Written exercise. Wherever the word "type" appears in a line, extract that line.

Material to process.
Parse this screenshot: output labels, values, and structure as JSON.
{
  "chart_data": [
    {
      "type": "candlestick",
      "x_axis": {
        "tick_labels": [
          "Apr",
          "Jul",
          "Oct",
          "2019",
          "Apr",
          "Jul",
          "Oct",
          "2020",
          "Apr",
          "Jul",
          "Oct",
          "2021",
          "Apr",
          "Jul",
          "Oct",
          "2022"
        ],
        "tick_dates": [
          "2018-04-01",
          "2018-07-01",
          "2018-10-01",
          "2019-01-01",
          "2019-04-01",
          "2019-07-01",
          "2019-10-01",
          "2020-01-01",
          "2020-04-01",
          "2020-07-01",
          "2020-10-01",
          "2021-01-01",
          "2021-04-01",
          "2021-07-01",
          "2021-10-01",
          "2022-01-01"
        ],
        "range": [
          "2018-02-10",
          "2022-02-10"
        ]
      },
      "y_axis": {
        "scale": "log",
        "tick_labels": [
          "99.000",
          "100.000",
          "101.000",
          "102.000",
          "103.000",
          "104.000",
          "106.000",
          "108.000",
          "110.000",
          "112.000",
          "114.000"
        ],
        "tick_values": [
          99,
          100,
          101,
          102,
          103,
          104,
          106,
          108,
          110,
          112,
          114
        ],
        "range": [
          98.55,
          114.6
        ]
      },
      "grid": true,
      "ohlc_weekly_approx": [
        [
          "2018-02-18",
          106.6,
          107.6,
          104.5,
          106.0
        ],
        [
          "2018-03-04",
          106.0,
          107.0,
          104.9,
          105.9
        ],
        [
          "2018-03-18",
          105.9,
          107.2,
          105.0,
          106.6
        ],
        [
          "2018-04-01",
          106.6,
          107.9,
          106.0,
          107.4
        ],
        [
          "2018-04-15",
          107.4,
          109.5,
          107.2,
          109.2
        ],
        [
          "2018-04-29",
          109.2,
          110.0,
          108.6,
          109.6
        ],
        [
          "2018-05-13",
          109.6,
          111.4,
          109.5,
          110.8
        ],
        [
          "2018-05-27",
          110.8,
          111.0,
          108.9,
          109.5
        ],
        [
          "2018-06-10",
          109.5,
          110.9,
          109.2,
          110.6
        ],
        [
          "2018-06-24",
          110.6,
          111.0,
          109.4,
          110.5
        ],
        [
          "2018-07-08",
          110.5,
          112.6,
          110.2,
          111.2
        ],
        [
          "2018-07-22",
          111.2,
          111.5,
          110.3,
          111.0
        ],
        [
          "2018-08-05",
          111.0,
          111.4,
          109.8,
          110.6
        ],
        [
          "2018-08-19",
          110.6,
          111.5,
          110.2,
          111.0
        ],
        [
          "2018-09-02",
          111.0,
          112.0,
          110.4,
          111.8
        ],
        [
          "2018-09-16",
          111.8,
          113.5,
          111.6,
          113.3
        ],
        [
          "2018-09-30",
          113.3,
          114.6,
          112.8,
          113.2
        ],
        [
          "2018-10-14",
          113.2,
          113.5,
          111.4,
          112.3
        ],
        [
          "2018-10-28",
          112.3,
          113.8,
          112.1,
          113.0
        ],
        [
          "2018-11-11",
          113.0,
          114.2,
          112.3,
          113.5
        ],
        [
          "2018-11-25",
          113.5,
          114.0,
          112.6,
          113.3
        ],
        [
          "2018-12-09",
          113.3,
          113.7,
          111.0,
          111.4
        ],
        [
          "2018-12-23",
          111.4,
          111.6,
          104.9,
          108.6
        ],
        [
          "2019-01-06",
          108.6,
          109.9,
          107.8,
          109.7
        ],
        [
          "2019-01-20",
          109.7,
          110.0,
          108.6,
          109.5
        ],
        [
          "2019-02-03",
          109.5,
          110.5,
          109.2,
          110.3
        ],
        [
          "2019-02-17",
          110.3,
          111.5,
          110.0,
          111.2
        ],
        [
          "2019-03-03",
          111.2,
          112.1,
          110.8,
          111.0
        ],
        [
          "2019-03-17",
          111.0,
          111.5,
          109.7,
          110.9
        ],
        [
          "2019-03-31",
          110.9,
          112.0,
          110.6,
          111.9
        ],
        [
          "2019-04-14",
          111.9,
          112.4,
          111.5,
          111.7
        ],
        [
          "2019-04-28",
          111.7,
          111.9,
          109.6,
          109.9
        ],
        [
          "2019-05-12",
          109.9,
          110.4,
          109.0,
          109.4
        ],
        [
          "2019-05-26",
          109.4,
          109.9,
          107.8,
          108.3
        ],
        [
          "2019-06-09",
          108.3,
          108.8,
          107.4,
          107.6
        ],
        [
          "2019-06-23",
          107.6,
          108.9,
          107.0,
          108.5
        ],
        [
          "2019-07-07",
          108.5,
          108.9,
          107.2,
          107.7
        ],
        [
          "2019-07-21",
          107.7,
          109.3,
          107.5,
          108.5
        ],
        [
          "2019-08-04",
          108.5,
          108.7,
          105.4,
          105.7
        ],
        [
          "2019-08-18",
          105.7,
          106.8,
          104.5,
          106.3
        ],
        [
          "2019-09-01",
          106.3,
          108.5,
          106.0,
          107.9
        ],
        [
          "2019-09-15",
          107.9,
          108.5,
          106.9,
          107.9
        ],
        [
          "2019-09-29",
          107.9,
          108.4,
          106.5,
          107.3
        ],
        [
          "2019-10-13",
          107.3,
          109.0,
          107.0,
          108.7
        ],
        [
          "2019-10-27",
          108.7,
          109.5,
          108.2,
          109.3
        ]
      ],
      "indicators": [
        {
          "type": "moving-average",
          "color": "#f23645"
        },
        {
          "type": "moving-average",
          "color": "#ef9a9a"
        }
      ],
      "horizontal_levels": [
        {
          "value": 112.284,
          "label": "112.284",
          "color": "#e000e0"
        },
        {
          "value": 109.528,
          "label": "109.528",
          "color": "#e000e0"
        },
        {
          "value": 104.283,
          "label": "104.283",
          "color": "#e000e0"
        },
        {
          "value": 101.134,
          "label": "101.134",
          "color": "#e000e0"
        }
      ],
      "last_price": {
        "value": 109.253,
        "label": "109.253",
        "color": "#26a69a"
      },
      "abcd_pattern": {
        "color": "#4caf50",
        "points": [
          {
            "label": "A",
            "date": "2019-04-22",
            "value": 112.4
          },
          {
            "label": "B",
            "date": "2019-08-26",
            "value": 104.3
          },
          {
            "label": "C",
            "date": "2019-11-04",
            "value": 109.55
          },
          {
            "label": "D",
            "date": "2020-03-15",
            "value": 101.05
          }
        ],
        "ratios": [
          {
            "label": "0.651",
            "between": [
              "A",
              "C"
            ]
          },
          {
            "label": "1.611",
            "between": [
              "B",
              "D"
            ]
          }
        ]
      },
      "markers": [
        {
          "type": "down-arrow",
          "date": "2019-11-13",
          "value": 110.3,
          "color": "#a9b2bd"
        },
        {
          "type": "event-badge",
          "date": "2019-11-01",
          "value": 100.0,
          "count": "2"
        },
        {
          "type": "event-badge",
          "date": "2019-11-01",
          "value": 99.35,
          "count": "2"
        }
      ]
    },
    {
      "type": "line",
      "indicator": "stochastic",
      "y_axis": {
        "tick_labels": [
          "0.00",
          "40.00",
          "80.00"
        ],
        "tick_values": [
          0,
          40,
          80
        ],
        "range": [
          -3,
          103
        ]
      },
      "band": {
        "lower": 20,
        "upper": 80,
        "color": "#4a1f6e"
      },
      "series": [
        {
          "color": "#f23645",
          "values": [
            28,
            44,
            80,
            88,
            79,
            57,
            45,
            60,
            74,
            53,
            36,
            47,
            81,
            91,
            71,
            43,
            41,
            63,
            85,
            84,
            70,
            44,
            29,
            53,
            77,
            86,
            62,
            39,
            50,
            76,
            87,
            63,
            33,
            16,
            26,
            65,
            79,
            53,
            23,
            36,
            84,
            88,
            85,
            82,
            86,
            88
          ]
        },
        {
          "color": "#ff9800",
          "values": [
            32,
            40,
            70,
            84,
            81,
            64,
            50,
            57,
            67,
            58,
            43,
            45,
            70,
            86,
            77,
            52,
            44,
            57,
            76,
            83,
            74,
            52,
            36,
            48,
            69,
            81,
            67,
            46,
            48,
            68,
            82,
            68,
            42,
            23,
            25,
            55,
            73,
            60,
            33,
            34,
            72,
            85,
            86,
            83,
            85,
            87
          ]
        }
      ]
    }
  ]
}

Response below.
      "type": "candlestick",
          "type": "moving-average",
          "type": "moving-average",
          "type": "down-arrow",
          "type": "event-badge",
          "type": "event-badge",
      "type": "line",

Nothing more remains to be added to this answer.